Testimonials
Since 2019, Dr. Lisa Kaczmarczyk has served as the external evaluator for our multi-year, interdisciplinary National Science Foundation Research Traineeship (NRT) project in smart cities and smart living. From the beginning, Dr. Kaczmarczyk demonstrated excellent proficiency in various aspects of evaluation and assessment, including taking time to read and understand the grant proposal, guiding us in the creation of the logic model, advising on data collection and analysis, and keeping the stated goals and project outcomes at the forefront. During the active years of our training grant, Dr. Kaczmarczyk’s activities centered upon the closed focus group sessions between herself and the NRT graduate students (“trainees”) during our Annual Retreat. In the sessions, trainees provide candid feedback to Dr. Kaczmarczyk on key points of the training program, including (but not limited to): courses, workshops, requirements and expectations, relationship-building, and trainee experiences and challenges. Dr. Kaczmarczyk then shared her findings with NRT leadership along with her recommendations (which are subsequently shared with the Independent Advisory Board and internal Evaluations and Outcomes Committee). She then incorporates her findings into her own annual report, which examines the project’s performance overall. Dr. Kaczmarczyk also attends (or watches the recording of) the bi-annual meetings with the Independent Advisory Board. Her activities/findings have been instrumental in informing and improving the training project each year. I highly recommend Dr. Kaczmarczyk and look forward to opportunities to work with her again.
========================
▶ [Stated exercise a]
Answer these questions using the testimonial:
(i) Since what year has Dr. Kaczmarczyk served as the external evaluator?
(ii) During what event are the closed focus group sessions with the trainees held?
(iii) How often are the meetings with the Independent Advisory Board held?

▶ [Available data]
========================
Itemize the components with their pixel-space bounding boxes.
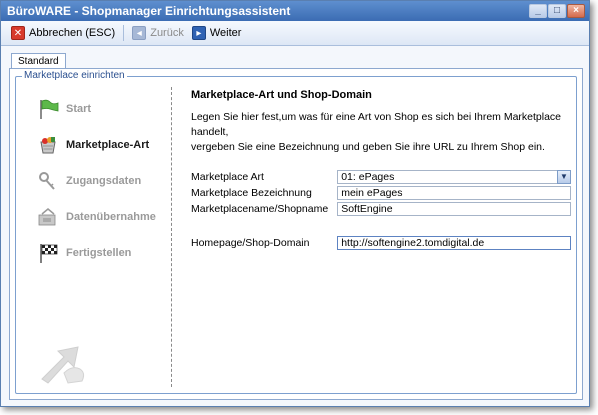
step-label: Fertigstellen: [66, 247, 132, 259]
chevron-down-icon[interactable]: ▼: [557, 170, 571, 184]
description-line: vergeben Sie eine Bezeichnung und geben …: [191, 141, 545, 153]
maximize-button[interactable]: □: [548, 4, 566, 18]
arrow-left-icon: ◂: [132, 26, 147, 40]
checkered-flag-icon: [36, 242, 60, 264]
transfer-icon: [36, 206, 60, 228]
next-label: Weiter: [209, 27, 242, 39]
marketplace-group: Marketplace einrichten Start Marketplace…: [15, 70, 577, 394]
marketplace-name-row: Marketplacename/Shopname SoftEngine: [191, 201, 571, 217]
panel-description: Legen Sie hier fest,um was für eine Art …: [191, 110, 571, 155]
cancel-icon: ✕: [11, 26, 25, 40]
toolbar: ✕ Abbrechen (ESC) ◂ Zurück ▸ Weiter: [1, 21, 589, 46]
step-datenuebernahme: Datenübernahme: [36, 199, 156, 235]
window-title: BüroWARE - Shopmanager Einrichtungsassis…: [7, 4, 291, 18]
step-zugangsdaten: Zugangsdaten: [36, 163, 156, 199]
arrow-right-icon: ▸: [191, 26, 206, 40]
marketplace-art-label: Marketplace Art: [191, 171, 264, 183]
step-label: Zugangsdaten: [66, 175, 142, 187]
marketplace-art-row: Marketplace Art 01: ePages ▼: [191, 169, 571, 185]
homepage-label: Homepage/Shop-Domain: [191, 237, 310, 249]
description-line: Legen Sie hier fest,um was für eine Art …: [191, 111, 562, 138]
step-label: Datenübernahme: [66, 211, 156, 223]
keys-icon: [36, 170, 60, 192]
group-title: Marketplace einrichten: [22, 70, 127, 81]
marketplace-art-select[interactable]: 01: ePages ▼: [337, 170, 571, 184]
marketplace-bezeichnung-row: Marketplace Bezeichnung mein ePages: [191, 185, 571, 201]
cancel-button[interactable]: ✕ Abbrechen (ESC): [11, 24, 115, 42]
homepage-row: Homepage/Shop-Domain http://softengine2.…: [191, 235, 571, 251]
tab-standard[interactable]: Standard: [11, 53, 66, 69]
shopping-basket-icon: [36, 134, 60, 156]
toolbar-separator: [123, 25, 125, 41]
marketplace-name-label: Marketplacename/Shopname: [191, 203, 329, 215]
wizard-window: BüroWARE - Shopmanager Einrichtungsassis…: [0, 0, 590, 407]
wizard-steps: Start Marketplace-Art Zugangsdaten Daten…: [36, 91, 156, 271]
step-marketplace-art: Marketplace-Art: [36, 127, 156, 163]
close-button[interactable]: ×: [567, 4, 585, 18]
divider: [171, 87, 172, 387]
cancel-label: Abbrechen (ESC): [29, 27, 116, 39]
step-fertigstellen: Fertigstellen: [36, 235, 156, 271]
minimize-button[interactable]: _: [529, 4, 547, 18]
back-label: Zurück: [150, 27, 184, 39]
panel-title: Marketplace-Art und Shop-Domain: [191, 89, 372, 101]
window-controls: _ □ ×: [529, 4, 585, 18]
hand-arrow-icon: [34, 329, 104, 385]
step-start: Start: [36, 91, 156, 127]
marketplace-bezeichnung-label: Marketplace Bezeichnung: [191, 187, 312, 199]
marketplace-bezeichnung-input[interactable]: mein ePages: [337, 186, 571, 200]
flag-icon: [36, 98, 60, 120]
form-panel: Marketplace-Art und Shop-Domain Legen Si…: [191, 89, 571, 251]
title-bar[interactable]: BüroWARE - Shopmanager Einrichtungsassis…: [1, 1, 589, 21]
back-button[interactable]: ◂ Zurück: [132, 24, 184, 42]
homepage-input[interactable]: http://softengine2.tomdigital.de: [337, 236, 571, 250]
marketplace-art-value: 01: ePages: [341, 171, 395, 183]
content-area: Marketplace einrichten Start Marketplace…: [9, 68, 583, 400]
step-label: Start: [66, 103, 92, 115]
next-button[interactable]: ▸ Weiter: [191, 24, 242, 42]
marketplace-name-input[interactable]: SoftEngine: [337, 202, 571, 216]
tab-bar: Standard: [11, 53, 66, 69]
step-label: Marketplace-Art: [66, 139, 150, 151]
========================
▶ [Stated exercise b] Format everything in the entries from the line containing "step-label: Fertigstellen: [66, 247, 132, 259]" down to the line containing "cancel-icon: ✕: [11, 26, 25, 40]", both ends included, as a JSON list of strings with one string per line and blank lines left out.

▶ [Full answer a]
(i) 2019
(ii) The Annual Retreat
(iii) Twice a year (bi-annually)

▶ [Full answer b]
[
  "step-label: Fertigstellen: [66, 247, 132, 259]",
  "chevron-down-icon[interactable]: ▼: [557, 170, 571, 184]",
  "description-line: vergeben Sie eine Bezeichnung und geben …: [191, 141, 545, 153]",
  "maximize-button[interactable]: □: [548, 4, 566, 18]",
  "arrow-left-icon: ◂: [132, 26, 147, 40]",
  "checkered-flag-icon: [36, 242, 60, 264]",
  "transfer-icon: [36, 206, 60, 228]",
  "next-label: Weiter: [209, 27, 242, 39]",
  "marketplace-group: Marketplace einrichten Start Marketplace…: [15, 70, 577, 394]",
  "marketplace-name-row: Marketplacename/Shopname SoftEngine: [191, 201, 571, 217]",
  "panel-description: Legen Sie hier fest,um was für eine Art …: [191, 110, 571, 155]",
  "cancel-icon: ✕: [11, 26, 25, 40]"
]